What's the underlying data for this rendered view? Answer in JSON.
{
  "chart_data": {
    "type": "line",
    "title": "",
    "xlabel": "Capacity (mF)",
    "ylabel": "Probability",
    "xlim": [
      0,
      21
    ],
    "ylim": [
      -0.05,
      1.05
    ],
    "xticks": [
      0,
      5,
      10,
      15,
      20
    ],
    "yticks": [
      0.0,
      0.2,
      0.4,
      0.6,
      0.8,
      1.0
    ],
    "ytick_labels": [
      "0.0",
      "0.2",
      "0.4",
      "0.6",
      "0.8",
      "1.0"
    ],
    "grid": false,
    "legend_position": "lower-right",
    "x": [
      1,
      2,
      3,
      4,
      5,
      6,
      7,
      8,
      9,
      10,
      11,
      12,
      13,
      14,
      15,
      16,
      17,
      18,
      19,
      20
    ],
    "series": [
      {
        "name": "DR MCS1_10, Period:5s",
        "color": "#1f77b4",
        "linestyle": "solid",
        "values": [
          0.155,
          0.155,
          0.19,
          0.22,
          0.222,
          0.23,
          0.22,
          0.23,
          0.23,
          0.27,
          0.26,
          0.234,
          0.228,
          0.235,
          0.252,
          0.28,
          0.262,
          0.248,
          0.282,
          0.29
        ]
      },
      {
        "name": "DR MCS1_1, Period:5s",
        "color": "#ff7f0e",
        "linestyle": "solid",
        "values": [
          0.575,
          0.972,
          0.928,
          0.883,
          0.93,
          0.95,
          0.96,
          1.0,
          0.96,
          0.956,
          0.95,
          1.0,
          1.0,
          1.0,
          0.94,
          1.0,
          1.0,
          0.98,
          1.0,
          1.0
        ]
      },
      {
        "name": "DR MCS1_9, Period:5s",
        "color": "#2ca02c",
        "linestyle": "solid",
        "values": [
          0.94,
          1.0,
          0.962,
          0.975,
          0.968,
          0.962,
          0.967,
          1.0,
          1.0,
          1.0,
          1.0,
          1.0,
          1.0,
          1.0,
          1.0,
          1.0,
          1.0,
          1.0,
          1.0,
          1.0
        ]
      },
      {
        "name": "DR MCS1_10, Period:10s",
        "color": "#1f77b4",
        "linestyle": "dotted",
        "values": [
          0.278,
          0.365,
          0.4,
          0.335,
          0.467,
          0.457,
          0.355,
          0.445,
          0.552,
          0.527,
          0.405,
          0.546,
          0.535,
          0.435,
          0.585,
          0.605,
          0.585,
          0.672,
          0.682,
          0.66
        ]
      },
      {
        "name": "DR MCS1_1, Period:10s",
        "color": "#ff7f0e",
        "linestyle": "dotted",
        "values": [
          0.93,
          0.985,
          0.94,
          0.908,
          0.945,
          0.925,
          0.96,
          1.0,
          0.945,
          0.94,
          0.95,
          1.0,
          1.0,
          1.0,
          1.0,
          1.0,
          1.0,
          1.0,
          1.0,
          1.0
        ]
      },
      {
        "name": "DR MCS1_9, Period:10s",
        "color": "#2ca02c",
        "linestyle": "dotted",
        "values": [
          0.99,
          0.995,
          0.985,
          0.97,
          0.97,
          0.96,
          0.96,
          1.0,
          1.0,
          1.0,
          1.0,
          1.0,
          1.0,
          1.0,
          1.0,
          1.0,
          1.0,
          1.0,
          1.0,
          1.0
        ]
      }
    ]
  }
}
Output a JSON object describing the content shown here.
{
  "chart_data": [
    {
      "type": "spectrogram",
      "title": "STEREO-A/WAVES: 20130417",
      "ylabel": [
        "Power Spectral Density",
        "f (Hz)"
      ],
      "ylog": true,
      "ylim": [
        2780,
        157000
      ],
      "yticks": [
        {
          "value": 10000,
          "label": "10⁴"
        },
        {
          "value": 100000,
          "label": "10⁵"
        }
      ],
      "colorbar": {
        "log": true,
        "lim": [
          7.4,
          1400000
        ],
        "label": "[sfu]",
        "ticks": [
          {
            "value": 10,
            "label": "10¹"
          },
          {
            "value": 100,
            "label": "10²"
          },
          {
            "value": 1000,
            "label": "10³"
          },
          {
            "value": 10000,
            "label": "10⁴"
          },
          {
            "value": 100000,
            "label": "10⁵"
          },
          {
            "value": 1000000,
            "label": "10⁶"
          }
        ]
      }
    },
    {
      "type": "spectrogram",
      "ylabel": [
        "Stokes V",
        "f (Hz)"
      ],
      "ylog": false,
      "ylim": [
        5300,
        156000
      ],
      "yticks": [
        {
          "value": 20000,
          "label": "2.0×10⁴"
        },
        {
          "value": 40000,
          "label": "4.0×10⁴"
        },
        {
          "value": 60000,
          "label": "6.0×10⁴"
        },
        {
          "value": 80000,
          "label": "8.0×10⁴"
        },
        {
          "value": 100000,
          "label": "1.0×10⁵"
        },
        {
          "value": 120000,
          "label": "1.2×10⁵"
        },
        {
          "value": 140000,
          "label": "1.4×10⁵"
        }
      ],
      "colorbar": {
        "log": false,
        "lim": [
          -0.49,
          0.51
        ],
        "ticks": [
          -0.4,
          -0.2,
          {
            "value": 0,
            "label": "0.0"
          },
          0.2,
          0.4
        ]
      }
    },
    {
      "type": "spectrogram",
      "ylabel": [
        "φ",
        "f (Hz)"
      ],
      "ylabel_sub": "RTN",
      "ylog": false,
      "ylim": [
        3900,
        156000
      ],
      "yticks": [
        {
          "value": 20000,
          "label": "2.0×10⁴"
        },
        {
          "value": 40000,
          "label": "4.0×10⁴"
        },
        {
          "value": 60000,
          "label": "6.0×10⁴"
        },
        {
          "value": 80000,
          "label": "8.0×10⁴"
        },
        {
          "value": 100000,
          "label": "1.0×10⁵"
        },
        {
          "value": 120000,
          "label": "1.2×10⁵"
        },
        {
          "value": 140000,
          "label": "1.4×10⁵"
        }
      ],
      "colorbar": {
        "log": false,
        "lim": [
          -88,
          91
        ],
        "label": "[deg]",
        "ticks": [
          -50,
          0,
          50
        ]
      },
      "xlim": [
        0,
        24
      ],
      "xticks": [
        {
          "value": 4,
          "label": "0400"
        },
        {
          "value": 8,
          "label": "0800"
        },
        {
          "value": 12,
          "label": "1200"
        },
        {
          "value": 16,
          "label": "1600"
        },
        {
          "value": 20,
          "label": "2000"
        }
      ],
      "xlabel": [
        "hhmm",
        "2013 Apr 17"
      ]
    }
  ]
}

#### Problem description
Please return the data above exactly as given.

#### Expected answer
What's the underlying data for this rendered view? Answer in JSON.
{
  "chart_data": {
    "type": "line",
    "title": "",
    "xlabel": "Capacity (mF)",
    "ylabel": "Probability",
    "xlim": [
      0,
      21
    ],
    "ylim": [
      -0.05,
      1.05
    ],
    "xticks": [
      0,
      5,
      10,
      15,
      20
    ],
    "yticks": [
      0.0,
      0.2,
      0.4,
      0.6,
      0.8,
      1.0
    ],
    "ytick_labels": [
      "0.0",
      "0.2",
      "0.4",
      "0.6",
      "0.8",
      "1.0"
    ],
    "grid": false,
    "legend_position": "lower-right",
    "x": [
      1,
      2,
      3,
      4,
      5,
      6,
      7,
      8,
      9,
      10,
      11,
      12,
      13,
      14,
      15,
      16,
      17,
      18,
      19,
      20
    ],
    "series": [
      {
        "name": "DR MCS1_10, Period:5s",
        "color": "#1f77b4",
        "linestyle": "solid",
        "values": [
          0.155,
          0.155,
          0.19,
          0.22,
          0.222,
          0.23,
          0.22,
          0.23,
          0.23,
          0.27,
          0.26,
          0.234,
          0.228,
          0.235,
          0.252,
          0.28,
          0.262,
          0.248,
          0.282,
          0.29
        ]
      },
      {
        "name": "DR MCS1_1, Period:5s",
        "color": "#ff7f0e",
        "linestyle": "solid",
        "values": [
          0.575,
          0.972,
          0.928,
          0.883,
          0.93,
          0.95,
          0.96,
          1.0,
          0.96,
          0.956,
          0.95,
          1.0,
          1.0,
          1.0,
          0.94,
          1.0,
          1.0,
          0.98,
          1.0,
          1.0
        ]
      },
      {
        "name": "DR MCS1_9, Period:5s",
        "color": "#2ca02c",
        "linestyle": "solid",
        "values": [
          0.94,
          1.0,
          0.962,
          0.975,
          0.968,
          0.962,
          0.967,
          1.0,
          1.0,
          1.0,
          1.0,
          1.0,
          1.0,
          1.0,
          1.0,
          1.0,
          1.0,
          1.0,
          1.0,
          1.0
        ]
      },
      {
        "name": "DR MCS1_10, Period:10s",
        "color": "#1f77b4",
        "linestyle": "dotted",
        "values": [
          0.278,
          0.365,
          0.4,
          0.335,
          0.467,
          0.457,
          0.355,
          0.445,
          0.552,
          0.527,
          0.405,
          0.546,
          0.535,
          0.435,
          0.585,
          0.605,
          0.585,
          0.672,
          0.682,
          0.66
        ]
      },
      {
        "name": "DR MCS1_1, Period:10s",
        "color": "#ff7f0e",
        "linestyle": "dotted",
        "values": [
          0.93,
          0.985,
          0.94,
          0.908,
          0.945,
          0.925,
          0.96,
          1.0,
          0.945,
          0.94,
          0.95,
          1.0,
          1.0,
          1.0,
          1.0,
          1.0,
          1.0,
          1.0,
          1.0,
          1.0
        ]
      },
      {
        "name": "DR MCS1_9, Period:10s",
        "color": "#2ca02c",
        "linestyle": "dotted",
        "values": [
          0.99,
          0.995,
          0.985,
          0.97,
          0.97,
          0.96,
          0.96,
          1.0,
          1.0,
          1.0,
          1.0,
          1.0,
          1.0,
          1.0,
          1.0,
          1.0,
          1.0,
          1.0,
          1.0,
          1.0
        ]
      }
    ]
  }
}
Output a JSON object describing the content shown here.
{
  "chart_data": [
    {
      "type": "spectrogram",
      "title": "STEREO-A/WAVES: 20130417",
      "ylabel": [
        "Power Spectral Density",
        "f (Hz)"
      ],
      "ylog": true,
      "ylim": [
        2780,
        157000
      ],
      "yticks": [
        {
          "value": 10000,
          "label": "10⁴"
        },
        {
          "value": 100000,
          "label": "10⁵"
        }
      ],
      "colorbar": {
        "log": true,
        "lim": [
          7.4,
          1400000
        ],
        "label": "[sfu]",
        "ticks": [
          {
            "value": 10,
            "label": "10¹"
          },
          {
            "value": 100,
            "label": "10²"
          },
          {
            "value": 1000,
            "label": "10³"
          },
          {
            "value": 10000,
            "label": "10⁴"
          },
          {
            "value": 100000,
            "label": "10⁵"
          },
          {
            "value": 1000000,
            "label": "10⁶"
          }
        ]
      }
    },
    {
      "type": "spectrogram",
      "ylabel": [
        "Stokes V",
        "f (Hz)"
      ],
      "ylog": false,
      "ylim": [
        5300,
        156000
      ],
      "yticks": [
        {
          "value": 20000,
          "label": "2.0×10⁴"
        },
        {
          "value": 40000,
          "label": "4.0×10⁴"
        },
        {
          "value": 60000,
          "label": "6.0×10⁴"
        },
        {
          "value": 80000,
          "label": "8.0×10⁴"
        },
        {
          "value": 100000,
          "label": "1.0×10⁵"
        },
        {
          "value": 120000,
          "label": "1.2×10⁵"
        },
        {
          "value": 140000,
          "label": "1.4×10⁵"
        }
      ],
      "colorbar": {
        "log": false,
        "lim": [
          -0.49,
          0.51
        ],
        "ticks": [
          -0.4,
          -0.2,
          {
            "value": 0,
            "label": "0.0"
          },
          0.2,
          0.4
        ]
      }
    },
    {
      "type": "spectrogram",
      "ylabel": [
        "φ",
        "f (Hz)"
      ],
      "ylabel_sub": "RTN",
      "ylog": false,
      "ylim": [
        3900,
        156000
      ],
      "yticks": [
        {
          "value": 20000,
          "label": "2.0×10⁴"
        },
        {
          "value": 40000,
          "label": "4.0×10⁴"
        },
        {
          "value": 60000,
          "label": "6.0×10⁴"
        },
        {
          "value": 80000,
          "label": "8.0×10⁴"
        },
        {
          "value": 100000,
          "label": "1.0×10⁵"
        },
        {
          "value": 120000,
          "label": "1.2×10⁵"
        },
        {
          "value": 140000,
          "label": "1.4×10⁵"
        }
      ],
      "colorbar": {
        "log": false,
        "lim": [
          -88,
          91
        ],
        "label": "[deg]",
        "ticks": [
          -50,
          0,
          50
        ]
      },
      "xlim": [
        0,
        24
      ],
      "xticks": [
        {
          "value": 4,
          "label": "0400"
        },
        {
          "value": 8,
          "label": "0800"
        },
        {
          "value": 12,
          "label": "1200"
        },
        {
          "value": 16,
          "label": "1600"
        },
        {
          "value": 20,
          "label": "2000"
        }
      ],
      "xlabel": [
        "hhmm",
        "2013 Apr 17"
      ]
    }
  ]
}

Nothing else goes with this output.